Figure contents as structured data
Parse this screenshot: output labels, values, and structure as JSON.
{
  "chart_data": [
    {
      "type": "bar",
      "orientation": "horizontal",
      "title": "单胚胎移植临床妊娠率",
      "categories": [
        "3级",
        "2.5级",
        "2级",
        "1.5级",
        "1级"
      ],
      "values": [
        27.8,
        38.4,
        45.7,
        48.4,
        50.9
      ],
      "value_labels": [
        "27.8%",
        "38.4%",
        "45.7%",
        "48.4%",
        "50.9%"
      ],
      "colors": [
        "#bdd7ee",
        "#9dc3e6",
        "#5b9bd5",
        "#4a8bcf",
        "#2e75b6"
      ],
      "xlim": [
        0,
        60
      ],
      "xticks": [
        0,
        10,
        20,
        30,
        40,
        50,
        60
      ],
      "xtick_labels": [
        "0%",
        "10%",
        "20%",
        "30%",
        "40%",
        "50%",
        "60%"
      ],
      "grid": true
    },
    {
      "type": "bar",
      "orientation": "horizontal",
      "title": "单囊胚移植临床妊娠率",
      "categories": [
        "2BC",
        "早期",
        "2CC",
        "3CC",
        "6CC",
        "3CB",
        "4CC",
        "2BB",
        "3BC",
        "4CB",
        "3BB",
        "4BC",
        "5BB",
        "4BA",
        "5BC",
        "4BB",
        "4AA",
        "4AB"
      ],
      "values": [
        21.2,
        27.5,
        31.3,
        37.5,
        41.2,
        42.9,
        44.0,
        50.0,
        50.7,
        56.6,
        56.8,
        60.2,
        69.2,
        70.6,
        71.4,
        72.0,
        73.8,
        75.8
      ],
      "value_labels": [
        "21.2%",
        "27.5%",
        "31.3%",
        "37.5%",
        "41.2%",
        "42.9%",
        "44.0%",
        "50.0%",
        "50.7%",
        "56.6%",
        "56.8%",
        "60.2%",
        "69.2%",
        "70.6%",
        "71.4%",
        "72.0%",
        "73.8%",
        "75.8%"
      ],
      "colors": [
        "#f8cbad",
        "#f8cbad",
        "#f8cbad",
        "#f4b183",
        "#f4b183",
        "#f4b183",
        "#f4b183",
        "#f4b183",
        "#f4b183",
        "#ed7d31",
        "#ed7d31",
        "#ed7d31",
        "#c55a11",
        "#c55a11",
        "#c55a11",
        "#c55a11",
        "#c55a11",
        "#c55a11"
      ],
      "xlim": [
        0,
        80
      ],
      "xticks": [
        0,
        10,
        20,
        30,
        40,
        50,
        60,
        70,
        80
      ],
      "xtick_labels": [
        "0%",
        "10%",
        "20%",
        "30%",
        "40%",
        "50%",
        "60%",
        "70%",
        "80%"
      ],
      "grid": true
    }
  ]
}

## What is asked
Restate the data above word for word, please.

## Task output
Parse this screenshot: output labels, values, and structure as JSON.
{
  "chart_data": [
    {
      "type": "bar",
      "orientation": "horizontal",
      "title": "单胚胎移植临床妊娠率",
      "categories": [
        "3级",
        "2.5级",
        "2级",
        "1.5级",
        "1级"
      ],
      "values": [
        27.8,
        38.4,
        45.7,
        48.4,
        50.9
      ],
      "value_labels": [
        "27.8%",
        "38.4%",
        "45.7%",
        "48.4%",
        "50.9%"
      ],
      "colors": [
        "#bdd7ee",
        "#9dc3e6",
        "#5b9bd5",
        "#4a8bcf",
        "#2e75b6"
      ],
      "xlim": [
        0,
        60
      ],
      "xticks": [
        0,
        10,
        20,
        30,
        40,
        50,
        60
      ],
      "xtick_labels": [
        "0%",
        "10%",
        "20%",
        "30%",
        "40%",
        "50%",
        "60%"
      ],
      "grid": true
    },
    {
      "type": "bar",
      "orientation": "horizontal",
      "title": "单囊胚移植临床妊娠率",
      "categories": [
        "2BC",
        "早期",
        "2CC",
        "3CC",
        "6CC",
        "3CB",
        "4CC",
        "2BB",
        "3BC",
        "4CB",
        "3BB",
        "4BC",
        "5BB",
        "4BA",
        "5BC",
        "4BB",
        "4AA",
        "4AB"
      ],
      "values": [
        21.2,
        27.5,
        31.3,
        37.5,
        41.2,
        42.9,
        44.0,
        50.0,
        50.7,
        56.6,
        56.8,
        60.2,
        69.2,
        70.6,
        71.4,
        72.0,
        73.8,
        75.8
      ],
      "value_labels": [
        "21.2%",
        "27.5%",
        "31.3%",
        "37.5%",
        "41.2%",
        "42.9%",
        "44.0%",
        "50.0%",
        "50.7%",
        "56.6%",
        "56.8%",
        "60.2%",
        "69.2%",
        "70.6%",
        "71.4%",
        "72.0%",
        "73.8%",
        "75.8%"
      ],
      "colors": [
        "#f8cbad",
        "#f8cbad",
        "#f8cbad",
        "#f4b183",
        "#f4b183",
        "#f4b183",
        "#f4b183",
        "#f4b183",
        "#f4b183",
        "#ed7d31",
        "#ed7d31",
        "#ed7d31",
        "#c55a11",
        "#c55a11",
        "#c55a11",
        "#c55a11",
        "#c55a11",
        "#c55a11"
      ],
      "xlim": [
        0,
        80
      ],
      "xticks": [
        0,
        10,
        20,
        30,
        40,
        50,
        60,
        70,
        80
      ],
      "xtick_labels": [
        "0%",
        "10%",
        "20%",
        "30%",
        "40%",
        "50%",
        "60%",
        "70%",
        "80%"
      ],
      "grid": true
    }
  ]
}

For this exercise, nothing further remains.